● What to do
Repeat each record exactly. Any picture gets left out.
___ The input
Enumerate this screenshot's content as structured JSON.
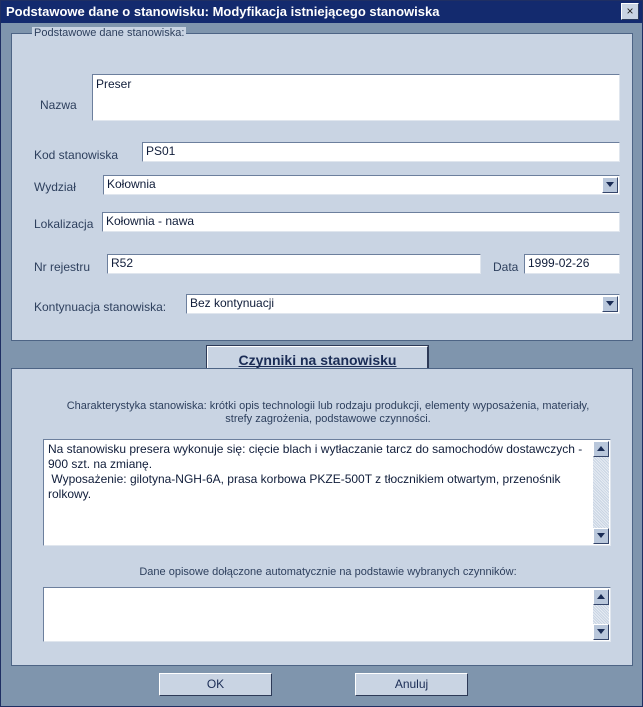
{
  "window": {
    "title": "Podstawowe dane o stanowisku: Modyfikacja istniejącego stanowiska",
    "close_glyph": "×"
  },
  "basic": {
    "legend": "Podstawowe dane stanowiska:",
    "name_label": "Nazwa",
    "name_value": "Preser",
    "code_label": "Kod stanowiska",
    "code_value": "PS01",
    "department_label": "Wydział",
    "department_value": "Kołownia",
    "location_label": "Lokalizacja",
    "location_value": "Kołownia - nawa",
    "registry_label": "Nr rejestru",
    "registry_value": "R52",
    "date_label": "Data",
    "date_value": "1999-02-26",
    "continuation_label": "Kontynuacja stanowiska:",
    "continuation_value": "Bez kontynuacji"
  },
  "factors_button": "Czynniki na stanowisku",
  "characteristics": {
    "prompt": "Charakterystyka  stanowiska: krótki opis technologii lub rodzaju produkcji, elementy wyposażenia, materiały, strefy zagrożenia, podstawowe czynności.",
    "text": "Na stanowisku presera wykonuje się: cięcie blach i wytłaczanie tarcz do samochodów dostawczych - 900 szt. na zmianę.\n Wyposażenie: gilotyna-NGH-6A, prasa korbowa PKZE-500T z tłocznikiem otwartym, przenośnik rolkowy."
  },
  "auto_description": {
    "label": "Dane opisowe dołączone automatycznie na podstawie wybranych czynników:",
    "text": ""
  },
  "buttons": {
    "ok": "OK",
    "cancel": "Anuluj"
  },
  "icons": {
    "close": "close-icon",
    "dropdown": "chevron-down-icon",
    "scroll_up": "arrow-up-icon",
    "scroll_down": "arrow-down-icon"
  },
  "colors": {
    "title_bar": "#132a6e",
    "panel": "#c9d4e3",
    "background": "#7f95ad"
  }
}
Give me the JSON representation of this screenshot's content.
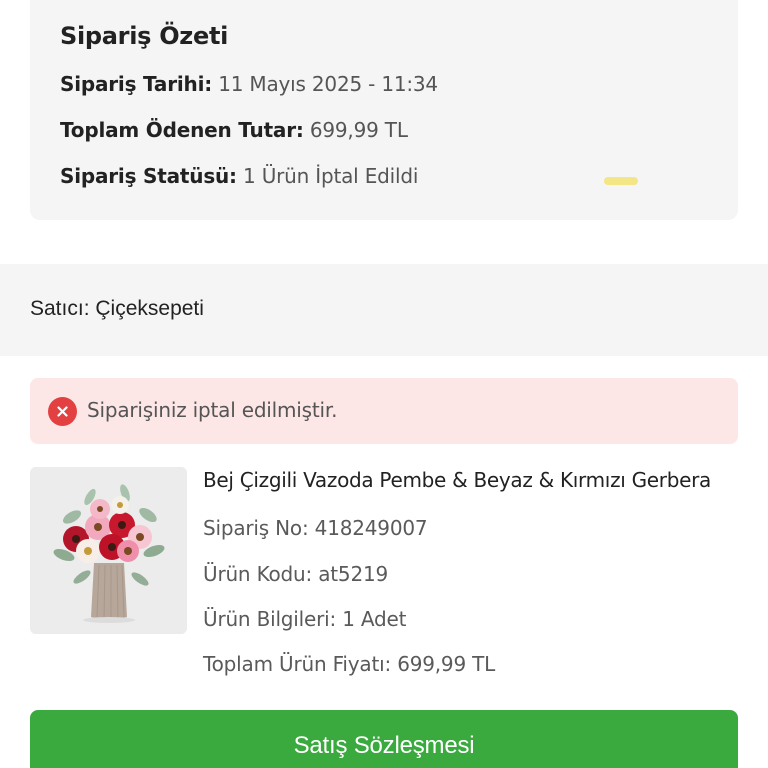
{
  "order_summary": {
    "title": "Sipariş Özeti",
    "date_label": "Sipariş Tarihi:",
    "date_value": "11 Mayıs 2025 - 11:34",
    "total_label": "Toplam Ödenen Tutar:",
    "total_value": "699,99 TL",
    "status_label": "Sipariş Statüsü:",
    "status_value": "1 Ürün İptal Edildi"
  },
  "seller": {
    "label": "Satıcı:",
    "name": "Çiçeksepeti"
  },
  "cancel_alert": {
    "icon": "close-circle-icon",
    "text": "Siparişiniz iptal edilmiştir.",
    "color": "#e34141",
    "background": "#fde6e6"
  },
  "product": {
    "name": "Bej Çizgili Vazoda Pembe & Beyaz & Kırmızı Gerbera",
    "order_no_label": "Sipariş No:",
    "order_no": "418249007",
    "code_label": "Ürün Kodu:",
    "code": "at5219",
    "info_label": "Ürün Bilgileri:",
    "info": "1 Adet",
    "price_label": "Toplam Ürün Fiyatı:",
    "price": "699,99 TL"
  },
  "contract_button": {
    "label": "Satış Sözleşmesi",
    "color": "#3aa93e"
  }
}
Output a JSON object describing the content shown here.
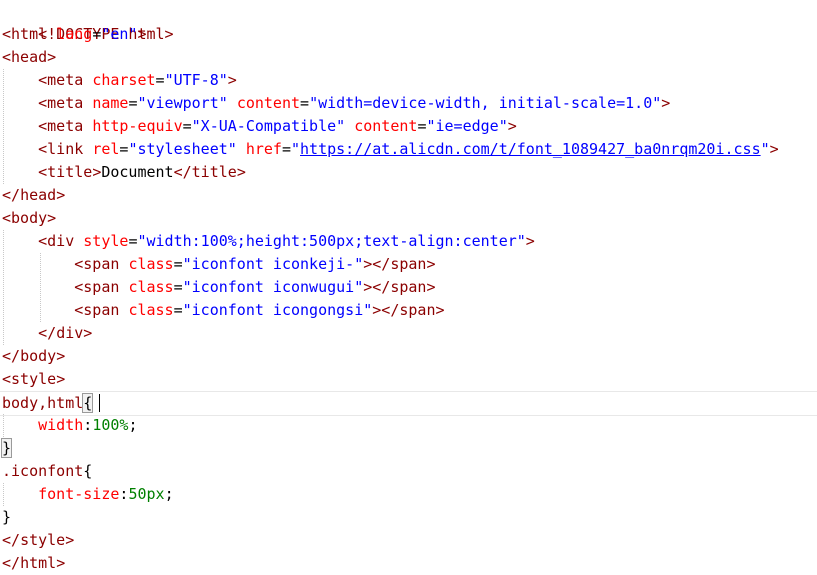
{
  "editor": {
    "language": "html",
    "lines": [
      "<!DOCTYPE html>",
      "<html lang=\"en\">",
      "<head>",
      "    <meta charset=\"UTF-8\">",
      "    <meta name=\"viewport\" content=\"width=device-width, initial-scale=1.0\">",
      "    <meta http-equiv=\"X-UA-Compatible\" content=\"ie=edge\">",
      "    <link rel=\"stylesheet\" href=\"https://at.alicdn.com/t/font_1089427_ba0nrqm20i.css\">",
      "    <title>Document</title>",
      "</head>",
      "<body>",
      "    <div style=\"width:100%;height:500px;text-align:center\">",
      "        <span class=\"iconfont iconkeji-\"></span>",
      "        <span class=\"iconfont iconwugui\"></span>",
      "        <span class=\"iconfont icongongsi\"></span>",
      "    </div>",
      "</body>",
      "<style>",
      "body,html{",
      "    width:100%;",
      "}",
      ".iconfont{",
      "    font-size:50px;",
      "}",
      "</style>",
      "</html>"
    ],
    "current_line": 18,
    "colors": {
      "tag": "#8b0000",
      "attribute": "#ff0000",
      "string": "#0000ff",
      "css_value": "#008000",
      "text": "#000000",
      "background": "#ffffff"
    }
  }
}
______
● Reply
Enumerate this screenshot's content as structured JSON.
{
  "window": {
    "title": "Podstawowe dane o stanowisku: Modyfikacja istniejącego stanowiska",
    "close_glyph": "×"
  },
  "basic": {
    "legend": "Podstawowe dane stanowiska:",
    "name_label": "Nazwa",
    "name_value": "Preser",
    "code_label": "Kod stanowiska",
    "code_value": "PS01",
    "department_label": "Wydział",
    "department_value": "Kołownia",
    "location_label": "Lokalizacja",
    "location_value": "Kołownia - nawa",
    "registry_label": "Nr rejestru",
    "registry_value": "R52",
    "date_label": "Data",
    "date_value": "1999-02-26",
    "continuation_label": "Kontynuacja stanowiska:",
    "continuation_value": "Bez kontynuacji"
  },
  "factors_button": "Czynniki na stanowisku",
  "characteristics": {
    "prompt": "Charakterystyka  stanowiska: krótki opis technologii lub rodzaju produkcji, elementy wyposażenia, materiały, strefy zagrożenia, podstawowe czynności.",
    "text": "Na stanowisku presera wykonuje się: cięcie blach i wytłaczanie tarcz do samochodów dostawczych - 900 szt. na zmianę.\n Wyposażenie: gilotyna-NGH-6A, prasa korbowa PKZE-500T z tłocznikiem otwartym, przenośnik rolkowy."
  },
  "auto_description": {
    "label": "Dane opisowe dołączone automatycznie na podstawie wybranych czynników:",
    "text": ""
  },
  "buttons": {
    "ok": "OK",
    "cancel": "Anuluj"
  },
  "icons": {
    "close": "close-icon",
    "dropdown": "chevron-down-icon",
    "scroll_up": "arrow-up-icon",
    "scroll_down": "arrow-down-icon"
  },
  "colors": {
    "title_bar": "#132a6e",
    "panel": "#c9d4e3",
    "background": "#7f95ad"
  }
}
Give me the JSON representation of this screenshot's content.
{
  "order_summary": {
    "title": "Sipariş Özeti",
    "date_label": "Sipariş Tarihi:",
    "date_value": "11 Mayıs 2025 - 11:34",
    "total_label": "Toplam Ödenen Tutar:",
    "total_value": "699,99 TL",
    "status_label": "Sipariş Statüsü:",
    "status_value": "1 Ürün İptal Edildi"
  },
  "seller": {
    "label": "Satıcı:",
    "name": "Çiçeksepeti"
  },
  "cancel_alert": {
    "icon": "close-circle-icon",
    "text": "Siparişiniz iptal edilmiştir.",
    "color": "#e34141",
    "background": "#fde6e6"
  },
  "product": {
    "name": "Bej Çizgili Vazoda Pembe & Beyaz & Kırmızı Gerbera",
    "order_no_label": "Sipariş No:",
    "order_no": "418249007",
    "code_label": "Ürün Kodu:",
    "code": "at5219",
    "info_label": "Ürün Bilgileri:",
    "info": "1 Adet",
    "price_label": "Toplam Ürün Fiyatı:",
    "price": "699,99 TL"
  },
  "contract_button": {
    "label": "Satış Sözleşmesi",
    "color": "#3aa93e"
  }
}
Output a JSON object describing the content shown here.
{
  "editor": {
    "language": "html",
    "lines": [
      "<!DOCTYPE html>",
      "<html lang=\"en\">",
      "<head>",
      "    <meta charset=\"UTF-8\">",
      "    <meta name=\"viewport\" content=\"width=device-width, initial-scale=1.0\">",
      "    <meta http-equiv=\"X-UA-Compatible\" content=\"ie=edge\">",
      "    <link rel=\"stylesheet\" href=\"https://at.alicdn.com/t/font_1089427_ba0nrqm20i.css\">",
      "    <title>Document</title>",
      "</head>",
      "<body>",
      "    <div style=\"width:100%;height:500px;text-align:center\">",
      "        <span class=\"iconfont iconkeji-\"></span>",
      "        <span class=\"iconfont iconwugui\"></span>",
      "        <span class=\"iconfont icongongsi\"></span>",
      "    </div>",
      "</body>",
      "<style>",
      "body,html{",
      "    width:100%;",
      "}",
      ".iconfont{",
      "    font-size:50px;",
      "}",
      "</style>",
      "</html>"
    ],
    "current_line": 18,
    "colors": {
      "tag": "#8b0000",
      "attribute": "#ff0000",
      "string": "#0000ff",
      "css_value": "#008000",
      "text": "#000000",
      "background": "#ffffff"
    }
  }
}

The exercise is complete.